--- Start Material for the task ---
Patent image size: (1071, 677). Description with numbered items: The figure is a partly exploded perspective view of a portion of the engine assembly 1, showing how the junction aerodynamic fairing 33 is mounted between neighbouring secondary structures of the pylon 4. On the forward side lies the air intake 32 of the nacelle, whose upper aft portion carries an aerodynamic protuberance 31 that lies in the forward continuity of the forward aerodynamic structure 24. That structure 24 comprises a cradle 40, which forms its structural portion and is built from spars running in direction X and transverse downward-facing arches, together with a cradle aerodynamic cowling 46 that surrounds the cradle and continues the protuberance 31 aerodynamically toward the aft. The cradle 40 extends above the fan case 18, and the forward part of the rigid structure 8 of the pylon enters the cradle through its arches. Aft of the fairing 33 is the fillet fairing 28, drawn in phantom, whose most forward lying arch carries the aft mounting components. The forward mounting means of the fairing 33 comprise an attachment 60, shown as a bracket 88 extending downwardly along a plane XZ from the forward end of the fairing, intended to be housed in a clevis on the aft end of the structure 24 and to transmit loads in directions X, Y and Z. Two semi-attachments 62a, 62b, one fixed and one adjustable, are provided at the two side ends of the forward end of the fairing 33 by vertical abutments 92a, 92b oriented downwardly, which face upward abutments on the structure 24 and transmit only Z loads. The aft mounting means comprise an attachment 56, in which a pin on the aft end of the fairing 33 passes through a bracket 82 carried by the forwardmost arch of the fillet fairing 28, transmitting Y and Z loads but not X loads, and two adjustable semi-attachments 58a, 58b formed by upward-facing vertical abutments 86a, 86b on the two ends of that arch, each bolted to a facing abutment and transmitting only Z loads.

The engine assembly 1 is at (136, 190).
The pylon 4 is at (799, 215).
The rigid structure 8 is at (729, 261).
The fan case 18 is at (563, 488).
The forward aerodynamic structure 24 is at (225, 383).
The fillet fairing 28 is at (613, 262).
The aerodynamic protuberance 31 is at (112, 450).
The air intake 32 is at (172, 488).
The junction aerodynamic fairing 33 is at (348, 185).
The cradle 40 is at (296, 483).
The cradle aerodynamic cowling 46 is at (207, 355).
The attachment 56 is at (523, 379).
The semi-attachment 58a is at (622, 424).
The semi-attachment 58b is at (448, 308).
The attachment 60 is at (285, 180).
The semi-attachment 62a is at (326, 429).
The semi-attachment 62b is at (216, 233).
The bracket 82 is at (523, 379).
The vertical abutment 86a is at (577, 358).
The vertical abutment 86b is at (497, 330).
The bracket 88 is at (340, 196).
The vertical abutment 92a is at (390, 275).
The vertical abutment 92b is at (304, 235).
--- End Material for the task ---
Exercise task = Reproduce every line of the listing above without any change.

Answer to the exercise =
Patent image size: (1071, 677). Description with numbered items: The figure is a partly exploded perspective view of a portion of the engine assembly 1, showing how the junction aerodynamic fairing 33 is mounted between neighbouring secondary structures of the pylon 4. On the forward side lies the air intake 32 of the nacelle, whose upper aft portion carries an aerodynamic protuberance 31 that lies in the forward continuity of the forward aerodynamic structure 24. That structure 24 comprises a cradle 40, which forms its structural portion and is built from spars running in direction X and transverse downward-facing arches, together with a cradle aerodynamic cowling 46 that surrounds the cradle and continues the protuberance 31 aerodynamically toward the aft. The cradle 40 extends above the fan case 18, and the forward part of the rigid structure 8 of the pylon enters the cradle through its arches. Aft of the fairing 33 is the fillet fairing 28, drawn in phantom, whose most forward lying arch carries the aft mounting components. The forward mounting means of the fairing 33 comprise an attachment 60, shown as a bracket 88 extending downwardly along a plane XZ from the forward end of the fairing, intended to be housed in a clevis on the aft end of the structure 24 and to transmit loads in directions X, Y and Z. Two semi-attachments 62a, 62b, one fixed and one adjustable, are provided at the two side ends of the forward end of the fairing 33 by vertical abutments 92a, 92b oriented downwardly, which face upward abutments on the structure 24 and transmit only Z loads. The aft mounting means comprise an attachment 56, in which a pin on the aft end of the fairing 33 passes through a bracket 82 carried by the forwardmost arch of the fillet fairing 28, transmitting Y and Z loads but not X loads, and two adjustable semi-attachments 58a, 58b formed by upward-facing vertical abutments 86a, 86b on the two ends of that arch, each bolted to a facing abutment and transmitting only Z loads.

The engine assembly 1 is at (136, 190).
The pylon 4 is at (799, 215).
The rigid structure 8 is at (729, 261).
The fan case 18 is at (563, 488).
The forward aerodynamic structure 24 is at (225, 383).
The fillet fairing 28 is at (613, 262).
The aerodynamic protuberance 31 is at (112, 450).
The air intake 32 is at (172, 488).
The junction aerodynamic fairing 33 is at (348, 185).
The cradle 40 is at (296, 483).
The cradle aerodynamic cowling 46 is at (207, 355).
The attachment 56 is at (523, 379).
The semi-attachment 58a is at (622, 424).
The semi-attachment 58b is at (448, 308).
The attachment 60 is at (285, 180).
The semi-attachment 62a is at (326, 429).
The semi-attachment 62b is at (216, 233).
The bracket 82 is at (523, 379).
The vertical abutment 86a is at (577, 358).
The vertical abutment 86b is at (497, 330).
The bracket 88 is at (340, 196).
The vertical abutment 92a is at (390, 275).
The vertical abutment 92b is at (304, 235).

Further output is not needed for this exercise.